▶ **TASK REQUIREMENTS**: Return all of the data exactly as given.

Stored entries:
****************

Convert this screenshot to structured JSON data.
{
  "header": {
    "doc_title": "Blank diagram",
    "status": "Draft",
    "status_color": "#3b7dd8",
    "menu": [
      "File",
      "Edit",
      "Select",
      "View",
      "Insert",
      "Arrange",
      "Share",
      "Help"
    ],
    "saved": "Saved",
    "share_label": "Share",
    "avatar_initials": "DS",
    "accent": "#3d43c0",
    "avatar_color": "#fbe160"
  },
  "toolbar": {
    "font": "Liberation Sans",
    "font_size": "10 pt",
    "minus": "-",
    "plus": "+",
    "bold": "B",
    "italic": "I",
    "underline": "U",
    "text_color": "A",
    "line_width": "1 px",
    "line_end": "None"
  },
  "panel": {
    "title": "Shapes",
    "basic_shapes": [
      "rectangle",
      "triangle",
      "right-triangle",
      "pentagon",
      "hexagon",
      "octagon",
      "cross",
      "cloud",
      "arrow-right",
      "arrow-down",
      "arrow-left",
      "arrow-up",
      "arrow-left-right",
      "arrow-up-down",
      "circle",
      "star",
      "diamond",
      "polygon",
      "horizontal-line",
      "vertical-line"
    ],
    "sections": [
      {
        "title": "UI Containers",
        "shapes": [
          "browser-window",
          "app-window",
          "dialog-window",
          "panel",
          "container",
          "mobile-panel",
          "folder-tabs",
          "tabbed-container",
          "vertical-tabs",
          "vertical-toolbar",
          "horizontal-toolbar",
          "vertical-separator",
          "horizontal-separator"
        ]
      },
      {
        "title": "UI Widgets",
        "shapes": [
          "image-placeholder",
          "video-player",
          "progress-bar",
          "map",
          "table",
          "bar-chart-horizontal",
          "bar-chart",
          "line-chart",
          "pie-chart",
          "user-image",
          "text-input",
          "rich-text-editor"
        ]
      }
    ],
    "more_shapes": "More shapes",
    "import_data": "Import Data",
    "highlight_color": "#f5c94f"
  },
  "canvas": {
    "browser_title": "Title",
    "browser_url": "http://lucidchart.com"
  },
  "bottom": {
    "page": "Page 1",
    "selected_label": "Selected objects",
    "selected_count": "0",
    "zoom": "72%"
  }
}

****************

▶ **COMPLETED TASK**:
Convert this screenshot to structured JSON data.
{
  "header": {
    "doc_title": "Blank diagram",
    "status": "Draft",
    "status_color": "#3b7dd8",
    "menu": [
      "File",
      "Edit",
      "Select",
      "View",
      "Insert",
      "Arrange",
      "Share",
      "Help"
    ],
    "saved": "Saved",
    "share_label": "Share",
    "avatar_initials": "DS",
    "accent": "#3d43c0",
    "avatar_color": "#fbe160"
  },
  "toolbar": {
    "font": "Liberation Sans",
    "font_size": "10 pt",
    "minus": "-",
    "plus": "+",
    "bold": "B",
    "italic": "I",
    "underline": "U",
    "text_color": "A",
    "line_width": "1 px",
    "line_end": "None"
  },
  "panel": {
    "title": "Shapes",
    "basic_shapes": [
      "rectangle",
      "triangle",
      "right-triangle",
      "pentagon",
      "hexagon",
      "octagon",
      "cross",
      "cloud",
      "arrow-right",
      "arrow-down",
      "arrow-left",
      "arrow-up",
      "arrow-left-right",
      "arrow-up-down",
      "circle",
      "star",
      "diamond",
      "polygon",
      "horizontal-line",
      "vertical-line"
    ],
    "sections": [
      {
        "title": "UI Containers",
        "shapes": [
          "browser-window",
          "app-window",
          "dialog-window",
          "panel",
          "container",
          "mobile-panel",
          "folder-tabs",
          "tabbed-container",
          "vertical-tabs",
          "vertical-toolbar",
          "horizontal-toolbar",
          "vertical-separator",
          "horizontal-separator"
        ]
      },
      {
        "title": "UI Widgets",
        "shapes": [
          "image-placeholder",
          "video-player",
          "progress-bar",
          "map",
          "table",
          "bar-chart-horizontal",
          "bar-chart",
          "line-chart",
          "pie-chart",
          "user-image",
          "text-input",
          "rich-text-editor"
        ]
      }
    ],
    "more_shapes": "More shapes",
    "import_data": "Import Data",
    "highlight_color": "#f5c94f"
  },
  "canvas": {
    "browser_title": "Title",
    "browser_url": "http://lucidchart.com"
  },
  "bottom": {
    "page": "Page 1",
    "selected_label": "Selected objects",
    "selected_count": "0",
    "zoom": "72%"
  }
}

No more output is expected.